**WHAT YOU SHOULD DO:** Report the count of lines below in which the string "color" occurs; include nothing else.

Figure record extracts:
* Start *

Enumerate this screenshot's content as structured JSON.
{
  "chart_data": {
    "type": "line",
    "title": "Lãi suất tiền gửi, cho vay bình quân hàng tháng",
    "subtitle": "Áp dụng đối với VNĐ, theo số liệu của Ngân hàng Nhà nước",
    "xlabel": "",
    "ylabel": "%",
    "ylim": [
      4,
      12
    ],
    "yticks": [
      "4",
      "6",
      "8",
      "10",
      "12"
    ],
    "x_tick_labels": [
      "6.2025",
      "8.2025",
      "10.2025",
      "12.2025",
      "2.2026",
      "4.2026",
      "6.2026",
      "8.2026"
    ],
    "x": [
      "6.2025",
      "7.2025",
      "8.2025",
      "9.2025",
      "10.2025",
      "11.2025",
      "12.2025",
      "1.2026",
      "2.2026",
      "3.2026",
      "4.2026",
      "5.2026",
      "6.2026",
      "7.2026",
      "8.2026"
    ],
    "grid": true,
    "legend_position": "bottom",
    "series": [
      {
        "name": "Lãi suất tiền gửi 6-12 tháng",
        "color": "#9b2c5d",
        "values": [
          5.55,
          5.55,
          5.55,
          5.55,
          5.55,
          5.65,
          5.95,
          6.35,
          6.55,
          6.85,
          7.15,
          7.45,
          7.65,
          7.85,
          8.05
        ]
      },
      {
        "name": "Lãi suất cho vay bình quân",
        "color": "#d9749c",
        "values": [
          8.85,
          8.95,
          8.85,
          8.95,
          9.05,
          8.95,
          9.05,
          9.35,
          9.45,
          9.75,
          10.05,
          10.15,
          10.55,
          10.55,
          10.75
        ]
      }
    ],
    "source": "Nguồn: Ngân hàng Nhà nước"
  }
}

* End *
* Start *

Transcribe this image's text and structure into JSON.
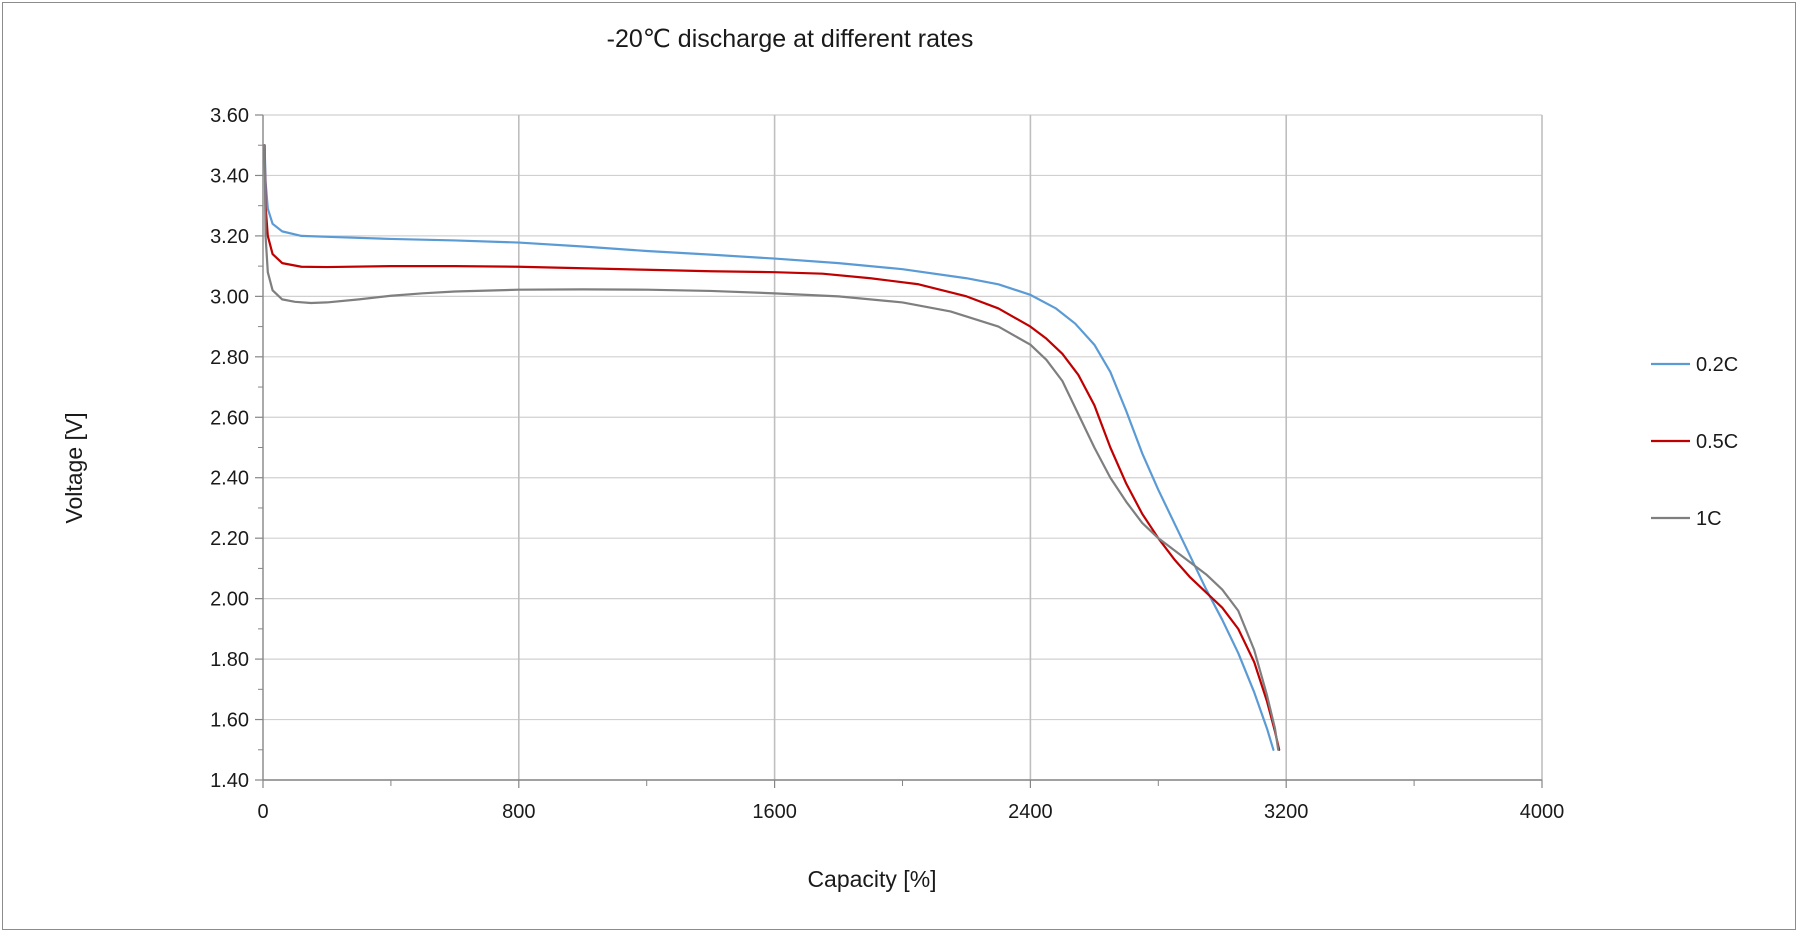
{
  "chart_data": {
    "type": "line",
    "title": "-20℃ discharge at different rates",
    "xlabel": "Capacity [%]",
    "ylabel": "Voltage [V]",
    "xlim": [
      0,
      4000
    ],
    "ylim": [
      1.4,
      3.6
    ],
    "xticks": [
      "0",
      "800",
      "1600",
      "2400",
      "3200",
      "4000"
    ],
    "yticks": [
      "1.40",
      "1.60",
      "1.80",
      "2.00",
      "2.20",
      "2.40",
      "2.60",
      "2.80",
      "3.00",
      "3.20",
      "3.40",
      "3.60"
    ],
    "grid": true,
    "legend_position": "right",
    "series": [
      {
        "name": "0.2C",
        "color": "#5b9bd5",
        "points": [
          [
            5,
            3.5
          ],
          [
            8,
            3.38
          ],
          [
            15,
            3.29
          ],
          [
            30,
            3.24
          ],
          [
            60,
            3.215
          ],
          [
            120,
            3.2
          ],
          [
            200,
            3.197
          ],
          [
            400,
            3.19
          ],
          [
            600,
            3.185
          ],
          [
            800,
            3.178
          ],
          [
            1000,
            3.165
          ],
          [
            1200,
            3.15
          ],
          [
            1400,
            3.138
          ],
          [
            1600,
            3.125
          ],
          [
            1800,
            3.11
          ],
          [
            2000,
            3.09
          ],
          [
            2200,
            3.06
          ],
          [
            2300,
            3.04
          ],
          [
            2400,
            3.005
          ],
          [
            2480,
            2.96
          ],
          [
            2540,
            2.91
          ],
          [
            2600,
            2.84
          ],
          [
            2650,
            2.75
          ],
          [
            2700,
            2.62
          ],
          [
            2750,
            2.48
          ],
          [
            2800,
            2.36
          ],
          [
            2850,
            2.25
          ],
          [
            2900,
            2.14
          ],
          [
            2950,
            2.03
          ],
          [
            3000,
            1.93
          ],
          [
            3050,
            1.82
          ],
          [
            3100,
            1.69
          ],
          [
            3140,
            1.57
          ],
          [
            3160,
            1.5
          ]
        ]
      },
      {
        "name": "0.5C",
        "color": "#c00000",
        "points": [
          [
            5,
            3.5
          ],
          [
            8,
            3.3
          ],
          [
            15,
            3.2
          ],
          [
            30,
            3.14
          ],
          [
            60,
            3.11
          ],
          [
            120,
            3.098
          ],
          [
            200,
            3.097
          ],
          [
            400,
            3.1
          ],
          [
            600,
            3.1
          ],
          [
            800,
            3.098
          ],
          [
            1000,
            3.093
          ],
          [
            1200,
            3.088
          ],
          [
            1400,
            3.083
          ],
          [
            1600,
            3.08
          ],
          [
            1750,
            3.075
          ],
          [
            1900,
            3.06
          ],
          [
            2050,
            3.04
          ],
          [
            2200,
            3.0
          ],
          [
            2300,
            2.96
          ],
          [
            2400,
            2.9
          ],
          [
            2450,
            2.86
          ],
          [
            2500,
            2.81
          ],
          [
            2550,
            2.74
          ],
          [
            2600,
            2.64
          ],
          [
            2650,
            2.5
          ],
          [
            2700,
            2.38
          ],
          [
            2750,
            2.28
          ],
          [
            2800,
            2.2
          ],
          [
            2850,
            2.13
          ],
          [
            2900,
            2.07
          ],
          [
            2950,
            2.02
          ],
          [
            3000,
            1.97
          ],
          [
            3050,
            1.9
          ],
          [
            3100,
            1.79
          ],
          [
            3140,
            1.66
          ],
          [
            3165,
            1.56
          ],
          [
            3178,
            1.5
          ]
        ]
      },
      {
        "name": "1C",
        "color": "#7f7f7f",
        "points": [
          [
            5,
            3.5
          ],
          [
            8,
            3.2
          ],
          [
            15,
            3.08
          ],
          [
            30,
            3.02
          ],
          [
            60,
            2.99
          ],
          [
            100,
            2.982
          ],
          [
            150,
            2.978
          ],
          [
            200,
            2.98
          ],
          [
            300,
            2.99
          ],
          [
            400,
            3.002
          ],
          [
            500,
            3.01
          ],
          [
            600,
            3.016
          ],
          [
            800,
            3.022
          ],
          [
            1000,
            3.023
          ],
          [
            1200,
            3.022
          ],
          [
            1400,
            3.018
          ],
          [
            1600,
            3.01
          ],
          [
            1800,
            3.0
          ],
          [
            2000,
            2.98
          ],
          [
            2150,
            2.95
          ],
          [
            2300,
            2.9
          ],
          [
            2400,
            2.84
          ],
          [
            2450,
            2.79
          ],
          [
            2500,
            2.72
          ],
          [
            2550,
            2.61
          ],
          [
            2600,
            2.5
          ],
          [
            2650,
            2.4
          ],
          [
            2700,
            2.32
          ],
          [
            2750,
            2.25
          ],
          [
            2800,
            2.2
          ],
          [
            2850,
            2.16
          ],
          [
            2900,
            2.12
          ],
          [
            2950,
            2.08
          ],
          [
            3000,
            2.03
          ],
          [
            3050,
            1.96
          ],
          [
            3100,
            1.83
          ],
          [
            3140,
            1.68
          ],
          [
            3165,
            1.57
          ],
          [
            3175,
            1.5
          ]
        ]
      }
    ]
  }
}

* End *

**WRITTEN RESPONSE:** 5